[BEGIN LISTING]
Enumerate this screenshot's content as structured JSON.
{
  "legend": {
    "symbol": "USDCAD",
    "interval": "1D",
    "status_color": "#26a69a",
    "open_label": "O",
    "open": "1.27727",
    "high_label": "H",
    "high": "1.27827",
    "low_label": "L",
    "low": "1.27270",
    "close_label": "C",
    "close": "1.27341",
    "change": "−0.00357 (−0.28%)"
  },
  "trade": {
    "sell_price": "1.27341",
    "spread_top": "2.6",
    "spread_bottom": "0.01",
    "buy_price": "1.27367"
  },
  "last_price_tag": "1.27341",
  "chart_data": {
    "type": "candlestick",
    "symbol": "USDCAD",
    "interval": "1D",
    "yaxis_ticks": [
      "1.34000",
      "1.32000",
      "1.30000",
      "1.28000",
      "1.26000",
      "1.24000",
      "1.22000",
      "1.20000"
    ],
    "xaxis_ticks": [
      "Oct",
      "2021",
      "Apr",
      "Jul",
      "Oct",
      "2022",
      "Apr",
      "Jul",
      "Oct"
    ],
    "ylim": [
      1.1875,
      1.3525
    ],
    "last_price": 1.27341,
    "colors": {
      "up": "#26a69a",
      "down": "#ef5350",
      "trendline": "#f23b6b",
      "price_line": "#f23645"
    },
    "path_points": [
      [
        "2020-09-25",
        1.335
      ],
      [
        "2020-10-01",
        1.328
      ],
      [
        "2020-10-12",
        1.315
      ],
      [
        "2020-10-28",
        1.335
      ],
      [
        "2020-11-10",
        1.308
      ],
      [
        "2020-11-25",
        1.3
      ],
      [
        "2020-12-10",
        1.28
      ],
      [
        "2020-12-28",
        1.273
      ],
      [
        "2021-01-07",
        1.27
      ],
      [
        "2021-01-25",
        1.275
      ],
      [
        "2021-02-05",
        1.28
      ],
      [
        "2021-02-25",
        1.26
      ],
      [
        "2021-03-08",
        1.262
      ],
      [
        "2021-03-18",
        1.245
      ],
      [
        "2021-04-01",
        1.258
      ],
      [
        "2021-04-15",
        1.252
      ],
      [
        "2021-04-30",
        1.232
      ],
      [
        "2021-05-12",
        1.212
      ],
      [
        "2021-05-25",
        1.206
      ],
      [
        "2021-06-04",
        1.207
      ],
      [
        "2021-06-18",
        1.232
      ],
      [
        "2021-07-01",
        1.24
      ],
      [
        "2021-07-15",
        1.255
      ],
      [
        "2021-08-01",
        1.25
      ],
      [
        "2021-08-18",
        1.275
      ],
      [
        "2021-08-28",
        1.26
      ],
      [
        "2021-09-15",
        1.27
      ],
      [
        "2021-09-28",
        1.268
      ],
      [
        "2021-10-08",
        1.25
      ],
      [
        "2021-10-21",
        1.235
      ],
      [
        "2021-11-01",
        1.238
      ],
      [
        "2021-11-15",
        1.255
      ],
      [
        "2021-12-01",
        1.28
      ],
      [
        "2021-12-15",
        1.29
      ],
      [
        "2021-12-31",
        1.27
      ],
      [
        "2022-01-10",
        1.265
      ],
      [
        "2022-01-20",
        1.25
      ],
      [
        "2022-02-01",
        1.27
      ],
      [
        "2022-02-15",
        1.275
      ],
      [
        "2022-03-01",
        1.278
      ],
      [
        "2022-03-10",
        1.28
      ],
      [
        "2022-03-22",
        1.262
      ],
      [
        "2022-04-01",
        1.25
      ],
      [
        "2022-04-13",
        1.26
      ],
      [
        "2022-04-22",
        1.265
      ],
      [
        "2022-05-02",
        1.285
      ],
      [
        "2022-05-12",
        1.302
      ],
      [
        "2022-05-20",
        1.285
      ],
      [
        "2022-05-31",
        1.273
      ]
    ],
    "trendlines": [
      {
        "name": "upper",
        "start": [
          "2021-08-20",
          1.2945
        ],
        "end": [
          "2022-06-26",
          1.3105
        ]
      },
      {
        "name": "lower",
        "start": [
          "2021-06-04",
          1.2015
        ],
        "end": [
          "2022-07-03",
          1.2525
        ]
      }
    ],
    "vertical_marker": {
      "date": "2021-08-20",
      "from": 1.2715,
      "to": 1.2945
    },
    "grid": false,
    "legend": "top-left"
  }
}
[END LISTING]
From the first line to the last, please quote the material above exactly.

ANSWER FOR THE TASK:
Enumerate this screenshot's content as structured JSON.
{
  "legend": {
    "symbol": "USDCAD",
    "interval": "1D",
    "status_color": "#26a69a",
    "open_label": "O",
    "open": "1.27727",
    "high_label": "H",
    "high": "1.27827",
    "low_label": "L",
    "low": "1.27270",
    "close_label": "C",
    "close": "1.27341",
    "change": "−0.00357 (−0.28%)"
  },
  "trade": {
    "sell_price": "1.27341",
    "spread_top": "2.6",
    "spread_bottom": "0.01",
    "buy_price": "1.27367"
  },
  "last_price_tag": "1.27341",
  "chart_data": {
    "type": "candlestick",
    "symbol": "USDCAD",
    "interval": "1D",
    "yaxis_ticks": [
      "1.34000",
      "1.32000",
      "1.30000",
      "1.28000",
      "1.26000",
      "1.24000",
      "1.22000",
      "1.20000"
    ],
    "xaxis_ticks": [
      "Oct",
      "2021",
      "Apr",
      "Jul",
      "Oct",
      "2022",
      "Apr",
      "Jul",
      "Oct"
    ],
    "ylim": [
      1.1875,
      1.3525
    ],
    "last_price": 1.27341,
    "colors": {
      "up": "#26a69a",
      "down": "#ef5350",
      "trendline": "#f23b6b",
      "price_line": "#f23645"
    },
    "path_points": [
      [
        "2020-09-25",
        1.335
      ],
      [
        "2020-10-01",
        1.328
      ],
      [
        "2020-10-12",
        1.315
      ],
      [
        "2020-10-28",
        1.335
      ],
      [
        "2020-11-10",
        1.308
      ],
      [
        "2020-11-25",
        1.3
      ],
      [
        "2020-12-10",
        1.28
      ],
      [
        "2020-12-28",
        1.273
      ],
      [
        "2021-01-07",
        1.27
      ],
      [
        "2021-01-25",
        1.275
      ],
      [
        "2021-02-05",
        1.28
      ],
      [
        "2021-02-25",
        1.26
      ],
      [
        "2021-03-08",
        1.262
      ],
      [
        "2021-03-18",
        1.245
      ],
      [
        "2021-04-01",
        1.258
      ],
      [
        "2021-04-15",
        1.252
      ],
      [
        "2021-04-30",
        1.232
      ],
      [
        "2021-05-12",
        1.212
      ],
      [
        "2021-05-25",
        1.206
      ],
      [
        "2021-06-04",
        1.207
      ],
      [
        "2021-06-18",
        1.232
      ],
      [
        "2021-07-01",
        1.24
      ],
      [
        "2021-07-15",
        1.255
      ],
      [
        "2021-08-01",
        1.25
      ],
      [
        "2021-08-18",
        1.275
      ],
      [
        "2021-08-28",
        1.26
      ],
      [
        "2021-09-15",
        1.27
      ],
      [
        "2021-09-28",
        1.268
      ],
      [
        "2021-10-08",
        1.25
      ],
      [
        "2021-10-21",
        1.235
      ],
      [
        "2021-11-01",
        1.238
      ],
      [
        "2021-11-15",
        1.255
      ],
      [
        "2021-12-01",
        1.28
      ],
      [
        "2021-12-15",
        1.29
      ],
      [
        "2021-12-31",
        1.27
      ],
      [
        "2022-01-10",
        1.265
      ],
      [
        "2022-01-20",
        1.25
      ],
      [
        "2022-02-01",
        1.27
      ],
      [
        "2022-02-15",
        1.275
      ],
      [
        "2022-03-01",
        1.278
      ],
      [
        "2022-03-10",
        1.28
      ],
      [
        "2022-03-22",
        1.262
      ],
      [
        "2022-04-01",
        1.25
      ],
      [
        "2022-04-13",
        1.26
      ],
      [
        "2022-04-22",
        1.265
      ],
      [
        "2022-05-02",
        1.285
      ],
      [
        "2022-05-12",
        1.302
      ],
      [
        "2022-05-20",
        1.285
      ],
      [
        "2022-05-31",
        1.273
      ]
    ],
    "trendlines": [
      {
        "name": "upper",
        "start": [
          "2021-08-20",
          1.2945
        ],
        "end": [
          "2022-06-26",
          1.3105
        ]
      },
      {
        "name": "lower",
        "start": [
          "2021-06-04",
          1.2015
        ],
        "end": [
          "2022-07-03",
          1.2525
        ]
      }
    ],
    "vertical_marker": {
      "date": "2021-08-20",
      "from": 1.2715,
      "to": 1.2945
    },
    "grid": false,
    "legend": "top-left"
  }
}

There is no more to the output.